Task input
————————

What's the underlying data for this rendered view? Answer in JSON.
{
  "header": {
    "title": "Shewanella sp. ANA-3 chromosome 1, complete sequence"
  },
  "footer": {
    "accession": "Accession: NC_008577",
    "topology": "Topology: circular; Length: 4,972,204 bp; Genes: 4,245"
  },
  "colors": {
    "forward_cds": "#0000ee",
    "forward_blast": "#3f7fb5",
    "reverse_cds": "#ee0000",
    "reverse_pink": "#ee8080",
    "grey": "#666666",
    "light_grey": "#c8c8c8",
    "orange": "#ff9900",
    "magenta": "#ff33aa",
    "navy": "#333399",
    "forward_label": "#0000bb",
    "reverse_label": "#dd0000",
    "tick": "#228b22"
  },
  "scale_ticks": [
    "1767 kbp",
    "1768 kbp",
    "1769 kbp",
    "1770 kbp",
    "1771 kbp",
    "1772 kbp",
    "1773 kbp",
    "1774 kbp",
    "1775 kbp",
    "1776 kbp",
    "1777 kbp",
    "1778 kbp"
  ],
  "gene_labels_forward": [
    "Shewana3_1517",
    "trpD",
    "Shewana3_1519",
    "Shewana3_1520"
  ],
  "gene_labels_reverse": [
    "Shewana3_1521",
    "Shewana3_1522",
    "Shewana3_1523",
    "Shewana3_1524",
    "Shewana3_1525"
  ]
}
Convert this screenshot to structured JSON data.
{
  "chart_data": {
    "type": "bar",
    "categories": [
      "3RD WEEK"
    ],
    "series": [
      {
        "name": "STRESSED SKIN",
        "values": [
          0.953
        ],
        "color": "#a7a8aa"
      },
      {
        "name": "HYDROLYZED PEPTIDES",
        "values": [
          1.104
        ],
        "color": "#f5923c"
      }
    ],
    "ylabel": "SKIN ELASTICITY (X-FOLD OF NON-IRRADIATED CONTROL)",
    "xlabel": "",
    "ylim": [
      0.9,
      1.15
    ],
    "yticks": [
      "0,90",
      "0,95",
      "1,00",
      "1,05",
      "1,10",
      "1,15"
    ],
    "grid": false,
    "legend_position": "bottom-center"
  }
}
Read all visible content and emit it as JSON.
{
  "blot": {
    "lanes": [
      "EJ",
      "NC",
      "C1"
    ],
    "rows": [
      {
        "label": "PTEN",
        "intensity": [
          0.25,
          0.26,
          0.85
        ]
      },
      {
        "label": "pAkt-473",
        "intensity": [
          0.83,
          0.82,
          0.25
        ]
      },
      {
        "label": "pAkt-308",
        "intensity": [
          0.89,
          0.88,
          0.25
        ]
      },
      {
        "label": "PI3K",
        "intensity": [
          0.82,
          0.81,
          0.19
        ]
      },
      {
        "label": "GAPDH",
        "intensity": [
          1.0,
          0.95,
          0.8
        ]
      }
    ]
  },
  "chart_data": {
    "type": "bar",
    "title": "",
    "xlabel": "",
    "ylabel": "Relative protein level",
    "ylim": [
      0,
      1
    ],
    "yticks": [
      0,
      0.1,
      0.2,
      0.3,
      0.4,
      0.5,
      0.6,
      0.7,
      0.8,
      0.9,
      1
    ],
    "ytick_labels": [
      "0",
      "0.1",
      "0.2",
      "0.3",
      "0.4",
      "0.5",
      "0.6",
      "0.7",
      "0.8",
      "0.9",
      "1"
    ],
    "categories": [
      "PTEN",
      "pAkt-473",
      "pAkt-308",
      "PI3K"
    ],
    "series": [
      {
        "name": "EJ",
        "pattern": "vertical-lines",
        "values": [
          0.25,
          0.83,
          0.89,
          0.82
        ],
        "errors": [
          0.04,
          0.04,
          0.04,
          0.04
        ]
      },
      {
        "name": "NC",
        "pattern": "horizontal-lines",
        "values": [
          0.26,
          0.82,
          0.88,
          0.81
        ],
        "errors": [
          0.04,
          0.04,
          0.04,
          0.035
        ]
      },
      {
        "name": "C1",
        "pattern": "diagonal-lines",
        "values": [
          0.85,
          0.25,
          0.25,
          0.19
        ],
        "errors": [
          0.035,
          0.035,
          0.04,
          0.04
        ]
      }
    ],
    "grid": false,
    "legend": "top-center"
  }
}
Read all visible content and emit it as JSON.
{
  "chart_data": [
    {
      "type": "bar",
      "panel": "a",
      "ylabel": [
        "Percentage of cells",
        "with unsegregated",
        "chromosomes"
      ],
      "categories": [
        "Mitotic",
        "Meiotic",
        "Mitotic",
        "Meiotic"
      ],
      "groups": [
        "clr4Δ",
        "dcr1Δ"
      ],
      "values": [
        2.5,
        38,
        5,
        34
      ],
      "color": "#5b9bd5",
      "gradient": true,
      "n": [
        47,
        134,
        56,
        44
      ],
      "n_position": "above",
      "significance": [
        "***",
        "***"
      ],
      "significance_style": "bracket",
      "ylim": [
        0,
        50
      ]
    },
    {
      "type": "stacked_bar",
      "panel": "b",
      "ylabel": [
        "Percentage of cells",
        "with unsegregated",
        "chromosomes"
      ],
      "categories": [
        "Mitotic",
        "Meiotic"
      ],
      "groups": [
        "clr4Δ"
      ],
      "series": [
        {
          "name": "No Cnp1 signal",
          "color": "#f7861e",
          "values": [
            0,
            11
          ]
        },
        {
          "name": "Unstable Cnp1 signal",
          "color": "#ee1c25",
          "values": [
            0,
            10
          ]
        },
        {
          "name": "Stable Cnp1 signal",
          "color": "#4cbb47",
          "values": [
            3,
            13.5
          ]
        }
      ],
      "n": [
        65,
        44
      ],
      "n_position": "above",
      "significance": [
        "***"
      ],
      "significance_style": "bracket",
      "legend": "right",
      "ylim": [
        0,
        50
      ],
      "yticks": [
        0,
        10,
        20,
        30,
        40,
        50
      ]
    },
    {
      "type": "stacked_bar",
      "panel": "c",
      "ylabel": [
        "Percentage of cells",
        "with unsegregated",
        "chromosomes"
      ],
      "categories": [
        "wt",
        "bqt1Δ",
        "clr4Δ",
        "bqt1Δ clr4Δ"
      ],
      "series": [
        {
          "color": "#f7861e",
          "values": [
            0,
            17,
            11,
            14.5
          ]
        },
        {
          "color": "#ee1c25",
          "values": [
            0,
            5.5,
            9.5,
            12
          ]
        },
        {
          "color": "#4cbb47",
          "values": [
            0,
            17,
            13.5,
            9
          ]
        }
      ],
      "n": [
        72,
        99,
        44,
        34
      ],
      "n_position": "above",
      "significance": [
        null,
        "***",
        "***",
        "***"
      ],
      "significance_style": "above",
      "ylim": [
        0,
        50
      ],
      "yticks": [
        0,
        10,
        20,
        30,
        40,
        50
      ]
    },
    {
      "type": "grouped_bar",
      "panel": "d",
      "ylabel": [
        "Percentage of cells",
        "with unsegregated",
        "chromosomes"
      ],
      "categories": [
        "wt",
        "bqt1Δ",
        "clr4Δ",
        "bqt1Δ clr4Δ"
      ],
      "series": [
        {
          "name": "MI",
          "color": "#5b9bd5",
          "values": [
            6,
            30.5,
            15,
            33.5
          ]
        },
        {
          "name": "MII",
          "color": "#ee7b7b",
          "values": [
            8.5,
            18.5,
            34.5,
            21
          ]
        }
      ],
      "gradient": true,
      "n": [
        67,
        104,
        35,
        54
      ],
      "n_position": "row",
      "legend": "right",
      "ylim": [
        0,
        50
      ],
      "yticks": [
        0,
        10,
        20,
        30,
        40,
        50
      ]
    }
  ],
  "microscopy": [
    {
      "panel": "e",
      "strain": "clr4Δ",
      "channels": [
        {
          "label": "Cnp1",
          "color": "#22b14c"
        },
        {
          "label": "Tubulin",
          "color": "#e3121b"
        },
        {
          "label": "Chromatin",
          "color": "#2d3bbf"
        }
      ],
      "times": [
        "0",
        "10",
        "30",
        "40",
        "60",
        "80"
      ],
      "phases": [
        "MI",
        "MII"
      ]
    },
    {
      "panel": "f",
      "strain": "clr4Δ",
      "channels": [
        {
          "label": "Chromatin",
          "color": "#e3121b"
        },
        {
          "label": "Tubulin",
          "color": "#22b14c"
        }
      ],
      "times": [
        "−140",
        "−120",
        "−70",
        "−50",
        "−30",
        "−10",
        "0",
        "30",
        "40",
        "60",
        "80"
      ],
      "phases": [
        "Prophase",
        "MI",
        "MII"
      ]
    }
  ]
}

————————

Your task
If a line in the records above includes the string "SKIN", copy it.

Exercise solution
        "name": "STRESSED SKIN",
    "ylabel": "SKIN ELASTICITY (X-FOLD OF NON-IRRADIATED CONTROL)",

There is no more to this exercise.